**What to work on:**
Scan the listing below for the word "letter" and state how many lines hold it. Write nothing but the number.

** start of Information supplied **

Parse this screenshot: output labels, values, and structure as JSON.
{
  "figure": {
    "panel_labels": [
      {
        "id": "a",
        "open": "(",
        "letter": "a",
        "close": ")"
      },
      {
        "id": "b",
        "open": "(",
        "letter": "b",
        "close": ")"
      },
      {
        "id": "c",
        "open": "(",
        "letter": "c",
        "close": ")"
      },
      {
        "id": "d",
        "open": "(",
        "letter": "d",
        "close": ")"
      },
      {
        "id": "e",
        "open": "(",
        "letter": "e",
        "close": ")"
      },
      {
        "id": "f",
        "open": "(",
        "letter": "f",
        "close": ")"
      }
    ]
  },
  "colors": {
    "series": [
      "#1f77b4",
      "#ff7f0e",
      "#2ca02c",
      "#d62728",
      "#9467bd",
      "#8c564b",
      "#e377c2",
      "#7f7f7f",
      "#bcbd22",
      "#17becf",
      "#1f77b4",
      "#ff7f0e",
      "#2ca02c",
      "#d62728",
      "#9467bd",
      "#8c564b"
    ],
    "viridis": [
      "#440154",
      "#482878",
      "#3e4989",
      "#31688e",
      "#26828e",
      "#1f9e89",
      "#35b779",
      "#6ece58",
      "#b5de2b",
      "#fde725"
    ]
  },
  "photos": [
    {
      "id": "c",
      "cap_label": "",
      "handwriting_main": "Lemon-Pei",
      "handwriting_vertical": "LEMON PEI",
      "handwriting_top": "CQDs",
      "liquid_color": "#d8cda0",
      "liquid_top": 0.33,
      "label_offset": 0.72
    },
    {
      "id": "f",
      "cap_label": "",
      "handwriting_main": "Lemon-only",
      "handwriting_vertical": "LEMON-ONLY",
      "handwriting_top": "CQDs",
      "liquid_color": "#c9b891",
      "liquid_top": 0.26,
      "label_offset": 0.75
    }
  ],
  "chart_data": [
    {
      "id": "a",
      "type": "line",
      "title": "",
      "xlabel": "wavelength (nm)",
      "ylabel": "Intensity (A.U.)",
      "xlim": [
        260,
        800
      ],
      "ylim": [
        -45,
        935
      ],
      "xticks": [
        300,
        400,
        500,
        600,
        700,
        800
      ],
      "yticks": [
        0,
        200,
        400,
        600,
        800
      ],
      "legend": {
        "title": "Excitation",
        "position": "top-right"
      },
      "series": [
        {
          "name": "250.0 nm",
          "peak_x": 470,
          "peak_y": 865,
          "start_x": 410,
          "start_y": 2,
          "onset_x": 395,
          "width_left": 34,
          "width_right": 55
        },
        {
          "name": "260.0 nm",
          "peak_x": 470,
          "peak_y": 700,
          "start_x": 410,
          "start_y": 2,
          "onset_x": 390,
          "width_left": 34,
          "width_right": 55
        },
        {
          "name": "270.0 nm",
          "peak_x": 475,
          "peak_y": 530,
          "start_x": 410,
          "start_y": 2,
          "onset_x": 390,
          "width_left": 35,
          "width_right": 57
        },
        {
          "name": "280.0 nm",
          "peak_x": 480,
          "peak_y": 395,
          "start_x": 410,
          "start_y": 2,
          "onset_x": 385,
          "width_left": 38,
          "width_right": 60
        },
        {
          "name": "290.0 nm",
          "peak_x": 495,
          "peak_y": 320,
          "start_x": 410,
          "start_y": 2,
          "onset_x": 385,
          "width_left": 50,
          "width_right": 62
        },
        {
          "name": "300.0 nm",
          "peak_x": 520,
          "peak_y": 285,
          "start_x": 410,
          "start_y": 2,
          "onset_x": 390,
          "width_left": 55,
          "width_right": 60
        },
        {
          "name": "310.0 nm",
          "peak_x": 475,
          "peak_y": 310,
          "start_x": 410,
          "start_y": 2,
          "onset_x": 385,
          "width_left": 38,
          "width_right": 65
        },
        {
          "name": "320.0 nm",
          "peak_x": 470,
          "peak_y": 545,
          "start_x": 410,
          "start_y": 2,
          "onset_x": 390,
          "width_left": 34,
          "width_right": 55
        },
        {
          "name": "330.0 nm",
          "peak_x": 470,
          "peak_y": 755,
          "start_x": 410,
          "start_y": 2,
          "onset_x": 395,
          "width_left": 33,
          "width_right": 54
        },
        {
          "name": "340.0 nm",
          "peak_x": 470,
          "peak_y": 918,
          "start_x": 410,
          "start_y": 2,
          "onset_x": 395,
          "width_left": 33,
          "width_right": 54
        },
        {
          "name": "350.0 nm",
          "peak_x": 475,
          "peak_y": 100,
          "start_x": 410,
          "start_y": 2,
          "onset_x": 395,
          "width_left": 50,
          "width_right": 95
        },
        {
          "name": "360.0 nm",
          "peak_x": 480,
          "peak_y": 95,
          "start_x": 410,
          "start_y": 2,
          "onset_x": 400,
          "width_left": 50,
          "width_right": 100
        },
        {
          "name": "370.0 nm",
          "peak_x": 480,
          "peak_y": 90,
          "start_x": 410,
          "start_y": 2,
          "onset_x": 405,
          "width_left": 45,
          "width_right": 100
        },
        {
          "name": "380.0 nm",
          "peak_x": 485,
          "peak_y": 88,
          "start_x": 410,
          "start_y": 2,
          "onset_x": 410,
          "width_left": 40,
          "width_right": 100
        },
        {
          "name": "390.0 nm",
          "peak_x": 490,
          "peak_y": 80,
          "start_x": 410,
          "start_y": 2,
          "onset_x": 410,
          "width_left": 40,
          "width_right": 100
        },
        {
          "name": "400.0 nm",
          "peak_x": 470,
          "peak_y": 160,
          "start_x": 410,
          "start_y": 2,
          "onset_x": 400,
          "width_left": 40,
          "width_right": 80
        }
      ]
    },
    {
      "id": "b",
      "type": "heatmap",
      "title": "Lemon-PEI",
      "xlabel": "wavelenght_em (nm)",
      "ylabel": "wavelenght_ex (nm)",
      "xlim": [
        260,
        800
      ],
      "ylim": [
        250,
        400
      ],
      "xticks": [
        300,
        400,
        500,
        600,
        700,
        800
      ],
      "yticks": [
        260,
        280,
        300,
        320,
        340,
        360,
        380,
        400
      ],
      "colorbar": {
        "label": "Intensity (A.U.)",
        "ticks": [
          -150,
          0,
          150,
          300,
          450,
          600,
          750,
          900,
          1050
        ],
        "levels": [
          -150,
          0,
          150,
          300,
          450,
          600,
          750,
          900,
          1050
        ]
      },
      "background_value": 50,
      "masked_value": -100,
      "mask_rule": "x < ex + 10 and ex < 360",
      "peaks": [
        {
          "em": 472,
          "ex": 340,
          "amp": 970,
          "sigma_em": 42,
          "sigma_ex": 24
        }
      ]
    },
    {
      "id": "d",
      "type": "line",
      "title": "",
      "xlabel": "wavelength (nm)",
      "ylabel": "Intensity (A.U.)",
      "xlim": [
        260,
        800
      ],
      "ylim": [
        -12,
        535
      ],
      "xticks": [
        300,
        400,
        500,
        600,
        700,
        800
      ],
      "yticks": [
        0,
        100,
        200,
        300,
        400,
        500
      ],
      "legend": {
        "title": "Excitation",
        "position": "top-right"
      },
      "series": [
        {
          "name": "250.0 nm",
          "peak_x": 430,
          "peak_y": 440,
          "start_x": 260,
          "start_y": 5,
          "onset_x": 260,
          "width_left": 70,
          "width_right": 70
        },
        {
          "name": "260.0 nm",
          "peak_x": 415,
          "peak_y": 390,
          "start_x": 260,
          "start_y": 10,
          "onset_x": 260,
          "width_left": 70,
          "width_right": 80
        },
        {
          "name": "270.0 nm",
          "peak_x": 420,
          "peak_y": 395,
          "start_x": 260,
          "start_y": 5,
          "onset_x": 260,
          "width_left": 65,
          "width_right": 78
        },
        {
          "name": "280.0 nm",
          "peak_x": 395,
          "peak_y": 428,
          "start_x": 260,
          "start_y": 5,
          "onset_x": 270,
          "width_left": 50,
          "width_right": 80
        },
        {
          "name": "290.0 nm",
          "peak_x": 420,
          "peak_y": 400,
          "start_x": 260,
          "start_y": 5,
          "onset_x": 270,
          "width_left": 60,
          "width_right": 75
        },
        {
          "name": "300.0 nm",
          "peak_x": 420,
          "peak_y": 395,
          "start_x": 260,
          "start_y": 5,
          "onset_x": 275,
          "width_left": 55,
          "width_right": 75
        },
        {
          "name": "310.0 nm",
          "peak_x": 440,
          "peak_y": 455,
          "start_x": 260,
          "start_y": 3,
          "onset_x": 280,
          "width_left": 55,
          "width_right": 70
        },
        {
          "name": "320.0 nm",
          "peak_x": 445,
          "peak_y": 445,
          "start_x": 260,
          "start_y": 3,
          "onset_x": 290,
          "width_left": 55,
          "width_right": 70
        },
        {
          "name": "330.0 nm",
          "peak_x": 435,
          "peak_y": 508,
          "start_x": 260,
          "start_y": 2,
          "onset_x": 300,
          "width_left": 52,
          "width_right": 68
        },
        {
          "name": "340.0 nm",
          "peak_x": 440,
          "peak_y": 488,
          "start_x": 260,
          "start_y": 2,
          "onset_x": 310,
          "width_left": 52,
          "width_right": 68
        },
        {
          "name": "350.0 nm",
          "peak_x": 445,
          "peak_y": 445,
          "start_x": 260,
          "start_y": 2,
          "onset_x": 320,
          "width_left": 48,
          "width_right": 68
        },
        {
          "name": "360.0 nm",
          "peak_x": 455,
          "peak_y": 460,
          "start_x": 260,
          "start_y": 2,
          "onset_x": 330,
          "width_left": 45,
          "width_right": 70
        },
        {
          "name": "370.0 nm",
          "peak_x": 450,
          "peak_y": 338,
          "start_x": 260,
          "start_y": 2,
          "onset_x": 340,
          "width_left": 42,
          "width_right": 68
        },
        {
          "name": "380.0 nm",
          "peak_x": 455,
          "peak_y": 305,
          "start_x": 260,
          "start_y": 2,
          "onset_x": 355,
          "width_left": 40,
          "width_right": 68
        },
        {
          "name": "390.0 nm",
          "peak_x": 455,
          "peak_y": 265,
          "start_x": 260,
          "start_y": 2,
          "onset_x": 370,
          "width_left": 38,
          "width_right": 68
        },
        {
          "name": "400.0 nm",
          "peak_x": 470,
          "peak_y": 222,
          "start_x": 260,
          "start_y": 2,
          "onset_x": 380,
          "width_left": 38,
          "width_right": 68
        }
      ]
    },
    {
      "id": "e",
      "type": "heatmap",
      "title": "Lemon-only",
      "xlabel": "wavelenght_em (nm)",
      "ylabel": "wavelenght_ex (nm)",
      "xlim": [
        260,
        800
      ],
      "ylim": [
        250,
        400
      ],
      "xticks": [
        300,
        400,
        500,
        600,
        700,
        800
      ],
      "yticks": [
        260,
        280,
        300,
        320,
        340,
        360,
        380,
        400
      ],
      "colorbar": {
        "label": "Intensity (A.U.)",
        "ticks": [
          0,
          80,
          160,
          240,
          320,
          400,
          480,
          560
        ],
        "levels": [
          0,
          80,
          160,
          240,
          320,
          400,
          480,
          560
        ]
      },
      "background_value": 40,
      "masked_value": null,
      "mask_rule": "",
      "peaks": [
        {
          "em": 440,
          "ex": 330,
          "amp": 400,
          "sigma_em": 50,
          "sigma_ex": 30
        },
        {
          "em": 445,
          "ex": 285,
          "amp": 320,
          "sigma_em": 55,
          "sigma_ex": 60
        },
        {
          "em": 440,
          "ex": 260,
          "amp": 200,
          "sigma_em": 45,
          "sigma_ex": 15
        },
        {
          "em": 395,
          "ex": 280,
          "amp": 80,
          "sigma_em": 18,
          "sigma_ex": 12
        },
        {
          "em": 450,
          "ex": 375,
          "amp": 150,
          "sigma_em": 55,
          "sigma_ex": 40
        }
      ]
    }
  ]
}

** end of Information supplied **

**Correct response:**
6